## Aim of the exercise
Identify the lines containing the word "Маркса". Copy each one.

※ ※ ※

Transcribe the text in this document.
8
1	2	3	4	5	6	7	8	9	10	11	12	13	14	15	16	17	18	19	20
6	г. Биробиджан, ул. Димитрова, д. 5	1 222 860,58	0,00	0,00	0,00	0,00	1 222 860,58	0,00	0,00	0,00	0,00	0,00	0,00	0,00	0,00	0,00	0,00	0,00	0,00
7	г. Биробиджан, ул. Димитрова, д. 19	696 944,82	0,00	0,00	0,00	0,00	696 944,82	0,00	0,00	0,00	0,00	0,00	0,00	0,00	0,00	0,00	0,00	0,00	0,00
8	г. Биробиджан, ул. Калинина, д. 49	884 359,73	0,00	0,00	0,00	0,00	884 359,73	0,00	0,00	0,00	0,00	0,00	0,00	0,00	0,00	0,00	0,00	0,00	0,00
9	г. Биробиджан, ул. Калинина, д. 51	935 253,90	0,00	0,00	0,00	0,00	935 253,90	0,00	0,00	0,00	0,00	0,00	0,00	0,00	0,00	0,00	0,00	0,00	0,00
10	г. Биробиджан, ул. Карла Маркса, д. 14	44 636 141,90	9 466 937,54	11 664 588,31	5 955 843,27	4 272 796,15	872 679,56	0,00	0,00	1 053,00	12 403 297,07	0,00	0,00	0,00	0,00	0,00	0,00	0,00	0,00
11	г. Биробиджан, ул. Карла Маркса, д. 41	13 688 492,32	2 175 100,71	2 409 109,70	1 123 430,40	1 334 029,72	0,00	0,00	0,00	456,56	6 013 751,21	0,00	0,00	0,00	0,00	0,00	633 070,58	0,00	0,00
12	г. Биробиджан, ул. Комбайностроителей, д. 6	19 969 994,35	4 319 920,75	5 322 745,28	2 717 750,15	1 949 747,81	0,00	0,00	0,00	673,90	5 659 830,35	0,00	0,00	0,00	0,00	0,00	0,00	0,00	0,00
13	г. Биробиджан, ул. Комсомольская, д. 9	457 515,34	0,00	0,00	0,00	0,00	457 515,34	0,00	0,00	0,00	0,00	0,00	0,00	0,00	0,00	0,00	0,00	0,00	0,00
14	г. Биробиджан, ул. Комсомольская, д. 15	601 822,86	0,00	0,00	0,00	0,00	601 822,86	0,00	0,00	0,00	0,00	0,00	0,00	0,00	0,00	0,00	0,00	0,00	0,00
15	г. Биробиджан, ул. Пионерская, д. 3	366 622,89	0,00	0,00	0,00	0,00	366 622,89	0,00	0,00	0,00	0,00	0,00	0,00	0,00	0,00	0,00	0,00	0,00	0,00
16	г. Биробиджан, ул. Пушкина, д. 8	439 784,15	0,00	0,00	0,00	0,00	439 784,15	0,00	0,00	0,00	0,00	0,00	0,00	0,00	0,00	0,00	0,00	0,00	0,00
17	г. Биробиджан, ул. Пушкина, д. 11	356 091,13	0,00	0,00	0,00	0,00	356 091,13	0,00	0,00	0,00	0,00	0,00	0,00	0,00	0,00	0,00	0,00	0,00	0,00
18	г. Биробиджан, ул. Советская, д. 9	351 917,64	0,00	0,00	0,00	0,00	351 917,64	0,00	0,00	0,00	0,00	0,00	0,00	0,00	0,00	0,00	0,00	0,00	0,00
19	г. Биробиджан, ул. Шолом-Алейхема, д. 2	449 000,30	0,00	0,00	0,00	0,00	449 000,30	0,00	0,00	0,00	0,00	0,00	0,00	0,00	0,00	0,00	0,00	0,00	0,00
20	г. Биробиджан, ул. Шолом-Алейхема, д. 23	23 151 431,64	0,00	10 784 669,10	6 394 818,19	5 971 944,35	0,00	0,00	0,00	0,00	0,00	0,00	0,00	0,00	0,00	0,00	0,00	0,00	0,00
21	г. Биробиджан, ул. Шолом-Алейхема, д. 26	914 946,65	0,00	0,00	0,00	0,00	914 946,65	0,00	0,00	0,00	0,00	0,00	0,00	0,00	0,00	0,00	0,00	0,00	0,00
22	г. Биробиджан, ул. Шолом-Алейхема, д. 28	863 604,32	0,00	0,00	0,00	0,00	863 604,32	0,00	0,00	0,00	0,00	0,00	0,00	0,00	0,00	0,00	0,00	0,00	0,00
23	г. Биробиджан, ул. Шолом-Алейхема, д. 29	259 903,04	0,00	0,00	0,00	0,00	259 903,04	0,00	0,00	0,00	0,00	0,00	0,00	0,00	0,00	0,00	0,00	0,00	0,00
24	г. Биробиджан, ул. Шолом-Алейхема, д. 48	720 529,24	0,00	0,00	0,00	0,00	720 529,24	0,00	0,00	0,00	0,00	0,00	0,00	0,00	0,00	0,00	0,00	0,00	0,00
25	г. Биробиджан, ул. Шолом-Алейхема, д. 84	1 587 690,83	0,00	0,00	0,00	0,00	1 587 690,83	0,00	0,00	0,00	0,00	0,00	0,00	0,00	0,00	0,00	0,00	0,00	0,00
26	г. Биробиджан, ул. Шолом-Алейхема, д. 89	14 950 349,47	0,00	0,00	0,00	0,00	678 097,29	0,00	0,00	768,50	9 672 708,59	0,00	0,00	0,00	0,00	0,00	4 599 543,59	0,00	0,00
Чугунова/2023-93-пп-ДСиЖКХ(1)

※ ※ ※

## Exercise answer
10	г. Биробиджан, ул. Карла Маркса, д. 14	44 636 141,90	9 466 937,54	11 664 588,31	5 955 843,27	4 272 796,15	872 679,56	0,00	0,00	1 053,00	12 403 297,07	0,00	0,00	0,00	0,00	0,00	0,00	0,00	0,00
11	г. Биробиджан, ул. Карла Маркса, д. 41	13 688 492,32	2 175 100,71	2 409 109,70	1 123 430,40	1 334 029,72	0,00	0,00	0,00	456,56	6 013 751,21	0,00	0,00	0,00	0,00	0,00	633 070,58	0,00	0,00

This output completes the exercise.